_What is expected_
Each line of the data that includes the string "escroto" is to be copied out.

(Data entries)
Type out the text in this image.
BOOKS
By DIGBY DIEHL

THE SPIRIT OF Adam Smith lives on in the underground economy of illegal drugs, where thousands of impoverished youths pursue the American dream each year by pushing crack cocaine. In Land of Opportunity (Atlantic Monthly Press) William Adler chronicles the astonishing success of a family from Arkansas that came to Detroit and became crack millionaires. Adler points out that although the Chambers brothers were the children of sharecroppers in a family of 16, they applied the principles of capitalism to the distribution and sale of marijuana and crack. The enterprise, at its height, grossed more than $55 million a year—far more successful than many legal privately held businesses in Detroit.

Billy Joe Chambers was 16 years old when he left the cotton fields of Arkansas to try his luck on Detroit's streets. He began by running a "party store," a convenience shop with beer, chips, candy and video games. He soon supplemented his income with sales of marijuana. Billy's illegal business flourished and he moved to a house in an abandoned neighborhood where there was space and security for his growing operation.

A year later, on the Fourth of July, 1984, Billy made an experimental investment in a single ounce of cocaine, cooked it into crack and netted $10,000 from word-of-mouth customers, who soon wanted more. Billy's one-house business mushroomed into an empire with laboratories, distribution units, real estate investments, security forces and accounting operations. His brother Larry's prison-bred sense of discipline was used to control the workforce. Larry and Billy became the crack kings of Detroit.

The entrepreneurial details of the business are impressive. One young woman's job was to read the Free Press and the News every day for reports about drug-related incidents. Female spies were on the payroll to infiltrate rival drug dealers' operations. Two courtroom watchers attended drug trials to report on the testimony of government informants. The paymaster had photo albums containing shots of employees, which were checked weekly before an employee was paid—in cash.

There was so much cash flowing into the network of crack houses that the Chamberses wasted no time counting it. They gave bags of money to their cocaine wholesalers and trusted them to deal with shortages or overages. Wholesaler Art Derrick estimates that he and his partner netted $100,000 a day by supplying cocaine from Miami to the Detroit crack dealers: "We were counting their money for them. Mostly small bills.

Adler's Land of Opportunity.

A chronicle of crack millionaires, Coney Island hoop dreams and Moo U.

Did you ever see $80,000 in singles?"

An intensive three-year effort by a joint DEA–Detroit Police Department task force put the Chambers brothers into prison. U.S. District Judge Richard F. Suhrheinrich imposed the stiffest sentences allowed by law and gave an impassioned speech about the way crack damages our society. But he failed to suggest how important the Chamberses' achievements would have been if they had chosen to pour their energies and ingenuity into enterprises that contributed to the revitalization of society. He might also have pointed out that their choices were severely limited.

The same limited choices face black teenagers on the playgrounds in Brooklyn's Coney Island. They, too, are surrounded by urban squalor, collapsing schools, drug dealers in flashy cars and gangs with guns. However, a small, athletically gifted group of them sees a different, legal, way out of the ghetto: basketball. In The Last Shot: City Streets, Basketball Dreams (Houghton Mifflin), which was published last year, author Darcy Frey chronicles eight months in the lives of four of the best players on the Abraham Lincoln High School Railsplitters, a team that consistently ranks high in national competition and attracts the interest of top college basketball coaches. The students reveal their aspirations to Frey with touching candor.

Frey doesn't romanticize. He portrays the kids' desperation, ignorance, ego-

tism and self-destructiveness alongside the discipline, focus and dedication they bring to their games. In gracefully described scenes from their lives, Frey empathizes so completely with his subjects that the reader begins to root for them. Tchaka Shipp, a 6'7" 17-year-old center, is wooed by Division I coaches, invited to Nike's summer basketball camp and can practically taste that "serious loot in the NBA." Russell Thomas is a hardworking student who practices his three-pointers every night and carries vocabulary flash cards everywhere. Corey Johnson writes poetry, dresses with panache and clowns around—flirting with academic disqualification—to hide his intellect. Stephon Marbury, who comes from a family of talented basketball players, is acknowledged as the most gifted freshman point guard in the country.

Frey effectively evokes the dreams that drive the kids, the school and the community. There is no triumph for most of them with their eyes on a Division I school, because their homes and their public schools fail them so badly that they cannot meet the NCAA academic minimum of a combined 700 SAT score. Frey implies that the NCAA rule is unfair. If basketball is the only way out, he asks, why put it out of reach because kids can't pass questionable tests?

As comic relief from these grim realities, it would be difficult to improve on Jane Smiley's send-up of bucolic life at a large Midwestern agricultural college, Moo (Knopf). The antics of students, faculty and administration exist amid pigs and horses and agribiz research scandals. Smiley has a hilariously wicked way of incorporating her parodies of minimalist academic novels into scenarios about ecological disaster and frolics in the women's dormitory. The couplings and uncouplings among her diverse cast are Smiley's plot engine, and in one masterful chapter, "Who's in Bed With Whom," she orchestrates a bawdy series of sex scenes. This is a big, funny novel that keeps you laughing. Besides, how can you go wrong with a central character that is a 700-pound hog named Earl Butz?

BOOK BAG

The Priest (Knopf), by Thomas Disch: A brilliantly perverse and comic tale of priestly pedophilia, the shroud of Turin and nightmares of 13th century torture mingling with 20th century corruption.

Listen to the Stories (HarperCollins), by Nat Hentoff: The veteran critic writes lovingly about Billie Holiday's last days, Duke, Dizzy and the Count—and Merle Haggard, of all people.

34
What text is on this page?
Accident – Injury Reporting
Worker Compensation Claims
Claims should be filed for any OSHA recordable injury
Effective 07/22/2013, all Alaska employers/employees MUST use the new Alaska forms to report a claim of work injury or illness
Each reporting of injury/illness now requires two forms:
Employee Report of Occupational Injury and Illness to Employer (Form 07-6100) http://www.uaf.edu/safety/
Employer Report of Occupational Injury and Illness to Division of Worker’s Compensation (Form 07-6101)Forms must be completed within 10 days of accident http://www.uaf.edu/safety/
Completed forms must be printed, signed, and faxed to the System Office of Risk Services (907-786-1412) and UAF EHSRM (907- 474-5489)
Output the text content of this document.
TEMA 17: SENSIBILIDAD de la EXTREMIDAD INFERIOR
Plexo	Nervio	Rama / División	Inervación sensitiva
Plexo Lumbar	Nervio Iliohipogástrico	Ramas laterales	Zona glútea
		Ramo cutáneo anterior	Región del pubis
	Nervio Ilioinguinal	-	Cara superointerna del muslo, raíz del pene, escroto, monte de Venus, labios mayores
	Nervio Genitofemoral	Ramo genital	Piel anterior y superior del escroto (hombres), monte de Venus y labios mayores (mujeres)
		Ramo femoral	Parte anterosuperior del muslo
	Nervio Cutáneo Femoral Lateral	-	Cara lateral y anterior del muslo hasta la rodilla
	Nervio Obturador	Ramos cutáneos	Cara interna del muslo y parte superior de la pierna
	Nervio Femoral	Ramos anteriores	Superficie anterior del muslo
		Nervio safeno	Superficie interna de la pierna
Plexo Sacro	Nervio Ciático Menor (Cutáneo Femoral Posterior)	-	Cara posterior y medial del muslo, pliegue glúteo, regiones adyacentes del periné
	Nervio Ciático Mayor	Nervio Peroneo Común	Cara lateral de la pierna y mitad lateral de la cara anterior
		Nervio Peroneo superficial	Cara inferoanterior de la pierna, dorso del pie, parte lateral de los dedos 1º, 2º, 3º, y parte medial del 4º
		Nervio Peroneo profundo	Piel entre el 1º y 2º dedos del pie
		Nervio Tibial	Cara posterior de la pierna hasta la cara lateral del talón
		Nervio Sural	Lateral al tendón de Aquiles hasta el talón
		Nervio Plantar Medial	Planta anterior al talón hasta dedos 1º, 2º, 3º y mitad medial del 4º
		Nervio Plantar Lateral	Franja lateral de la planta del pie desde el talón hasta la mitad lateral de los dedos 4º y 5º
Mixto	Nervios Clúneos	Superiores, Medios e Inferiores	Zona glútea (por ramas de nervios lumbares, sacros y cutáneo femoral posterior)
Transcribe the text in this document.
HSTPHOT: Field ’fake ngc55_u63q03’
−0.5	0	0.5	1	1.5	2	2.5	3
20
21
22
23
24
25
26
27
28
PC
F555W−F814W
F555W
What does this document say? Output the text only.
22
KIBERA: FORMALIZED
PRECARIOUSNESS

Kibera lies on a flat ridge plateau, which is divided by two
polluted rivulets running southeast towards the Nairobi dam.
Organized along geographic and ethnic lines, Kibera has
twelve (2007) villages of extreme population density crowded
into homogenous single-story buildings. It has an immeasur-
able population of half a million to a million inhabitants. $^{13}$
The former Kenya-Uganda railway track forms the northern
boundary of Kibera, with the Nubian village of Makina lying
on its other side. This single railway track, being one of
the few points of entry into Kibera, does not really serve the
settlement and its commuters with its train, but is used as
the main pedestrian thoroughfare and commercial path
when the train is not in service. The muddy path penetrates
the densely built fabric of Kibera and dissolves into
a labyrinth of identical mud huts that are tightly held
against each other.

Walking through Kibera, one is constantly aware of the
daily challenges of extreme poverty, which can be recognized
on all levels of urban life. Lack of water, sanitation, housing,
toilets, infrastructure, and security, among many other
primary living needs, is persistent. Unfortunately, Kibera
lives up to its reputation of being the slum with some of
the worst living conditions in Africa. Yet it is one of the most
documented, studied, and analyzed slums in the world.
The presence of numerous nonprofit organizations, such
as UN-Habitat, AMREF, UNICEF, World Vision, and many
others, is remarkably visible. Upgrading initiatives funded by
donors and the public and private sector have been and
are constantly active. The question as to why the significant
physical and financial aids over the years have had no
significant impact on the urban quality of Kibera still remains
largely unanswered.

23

_Finished exercise_
	Nervio Ilioinguinal	-	Cara superointerna del muslo, raíz del pene, escroto, monte de Venus, labios mayores
	Nervio Genitofemoral	Ramo genital	Piel anterior y superior del escroto (hombres), monte de Venus y labios mayores (mujeres)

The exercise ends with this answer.